■ Exercise objective: Read the lines below. Copy out any that hold the string "menyesuaikan".

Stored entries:
★ ★ ★

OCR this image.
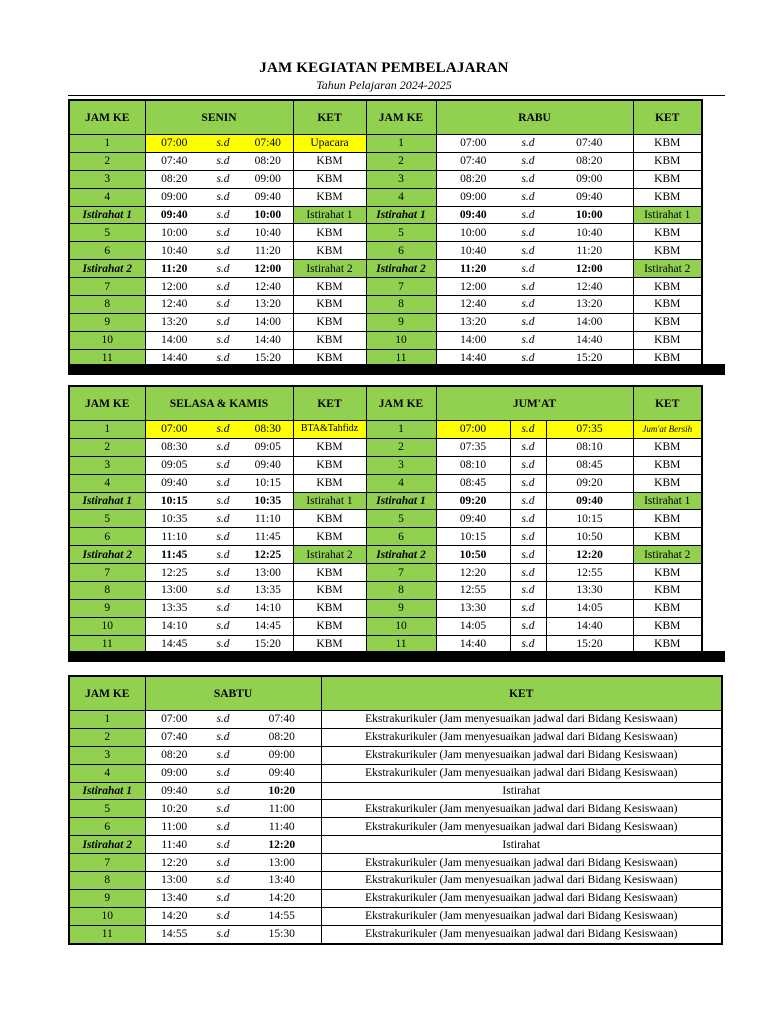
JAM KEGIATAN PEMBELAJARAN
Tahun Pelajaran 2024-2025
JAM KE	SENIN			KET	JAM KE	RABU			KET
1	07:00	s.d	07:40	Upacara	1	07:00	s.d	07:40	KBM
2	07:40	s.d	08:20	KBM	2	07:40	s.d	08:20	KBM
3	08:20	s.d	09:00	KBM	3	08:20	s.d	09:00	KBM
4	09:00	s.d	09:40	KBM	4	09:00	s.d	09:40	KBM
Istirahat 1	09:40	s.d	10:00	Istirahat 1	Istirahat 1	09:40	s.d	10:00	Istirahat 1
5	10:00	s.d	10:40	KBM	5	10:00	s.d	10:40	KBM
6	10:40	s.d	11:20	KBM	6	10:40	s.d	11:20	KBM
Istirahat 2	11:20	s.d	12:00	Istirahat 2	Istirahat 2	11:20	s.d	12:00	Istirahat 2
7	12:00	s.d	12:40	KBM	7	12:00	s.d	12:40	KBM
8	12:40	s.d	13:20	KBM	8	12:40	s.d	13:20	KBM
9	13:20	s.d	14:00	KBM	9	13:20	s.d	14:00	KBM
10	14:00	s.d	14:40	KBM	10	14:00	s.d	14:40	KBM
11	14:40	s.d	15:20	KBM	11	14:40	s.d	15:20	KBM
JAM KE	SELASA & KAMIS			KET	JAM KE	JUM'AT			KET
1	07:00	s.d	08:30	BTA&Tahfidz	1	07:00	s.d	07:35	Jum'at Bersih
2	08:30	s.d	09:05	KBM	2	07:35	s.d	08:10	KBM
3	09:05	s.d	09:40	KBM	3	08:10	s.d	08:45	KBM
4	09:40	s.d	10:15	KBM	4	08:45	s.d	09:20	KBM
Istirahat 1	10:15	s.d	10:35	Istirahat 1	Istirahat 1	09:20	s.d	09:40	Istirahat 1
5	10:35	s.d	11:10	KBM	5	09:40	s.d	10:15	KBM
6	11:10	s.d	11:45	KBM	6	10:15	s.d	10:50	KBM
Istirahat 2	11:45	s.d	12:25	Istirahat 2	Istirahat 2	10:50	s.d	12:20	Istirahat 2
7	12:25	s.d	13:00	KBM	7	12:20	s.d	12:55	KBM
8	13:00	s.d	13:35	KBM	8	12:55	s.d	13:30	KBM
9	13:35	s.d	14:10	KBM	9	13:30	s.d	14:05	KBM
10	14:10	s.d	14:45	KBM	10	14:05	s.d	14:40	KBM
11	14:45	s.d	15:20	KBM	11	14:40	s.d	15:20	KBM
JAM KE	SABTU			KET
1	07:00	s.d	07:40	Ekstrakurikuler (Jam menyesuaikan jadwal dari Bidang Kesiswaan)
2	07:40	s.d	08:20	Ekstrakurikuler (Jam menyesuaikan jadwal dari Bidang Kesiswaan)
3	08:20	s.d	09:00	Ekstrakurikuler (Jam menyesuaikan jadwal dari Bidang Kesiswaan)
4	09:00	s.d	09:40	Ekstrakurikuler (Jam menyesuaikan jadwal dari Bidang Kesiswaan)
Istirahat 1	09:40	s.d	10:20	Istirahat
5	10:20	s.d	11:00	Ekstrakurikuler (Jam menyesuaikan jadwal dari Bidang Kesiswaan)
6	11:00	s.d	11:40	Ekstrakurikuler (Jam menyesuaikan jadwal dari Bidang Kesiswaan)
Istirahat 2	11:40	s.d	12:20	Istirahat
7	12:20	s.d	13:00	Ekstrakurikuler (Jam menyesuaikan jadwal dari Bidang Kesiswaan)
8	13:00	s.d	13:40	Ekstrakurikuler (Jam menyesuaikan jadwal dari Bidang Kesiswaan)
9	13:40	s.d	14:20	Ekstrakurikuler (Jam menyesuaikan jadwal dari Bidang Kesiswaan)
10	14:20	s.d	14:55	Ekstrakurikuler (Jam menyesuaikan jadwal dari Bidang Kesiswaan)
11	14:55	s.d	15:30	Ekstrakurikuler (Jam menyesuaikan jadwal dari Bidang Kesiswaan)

★ ★ ★

■ Result:
1	07:00	s.d	07:40	Ekstrakurikuler (Jam menyesuaikan jadwal dari Bidang Kesiswaan)
2	07:40	s.d	08:20	Ekstrakurikuler (Jam menyesuaikan jadwal dari Bidang Kesiswaan)
3	08:20	s.d	09:00	Ekstrakurikuler (Jam menyesuaikan jadwal dari Bidang Kesiswaan)
4	09:00	s.d	09:40	Ekstrakurikuler (Jam menyesuaikan jadwal dari Bidang Kesiswaan)
5	10:20	s.d	11:00	Ekstrakurikuler (Jam menyesuaikan jadwal dari Bidang Kesiswaan)
6	11:00	s.d	11:40	Ekstrakurikuler (Jam menyesuaikan jadwal dari Bidang Kesiswaan)
7	12:20	s.d	13:00	Ekstrakurikuler (Jam menyesuaikan jadwal dari Bidang Kesiswaan)
8	13:00	s.d	13:40	Ekstrakurikuler (Jam menyesuaikan jadwal dari Bidang Kesiswaan)
9	13:40	s.d	14:20	Ekstrakurikuler (Jam menyesuaikan jadwal dari Bidang Kesiswaan)
10	14:20	s.d	14:55	Ekstrakurikuler (Jam menyesuaikan jadwal dari Bidang Kesiswaan)
11	14:55	s.d	15:30	Ekstrakurikuler (Jam menyesuaikan jadwal dari Bidang Kesiswaan)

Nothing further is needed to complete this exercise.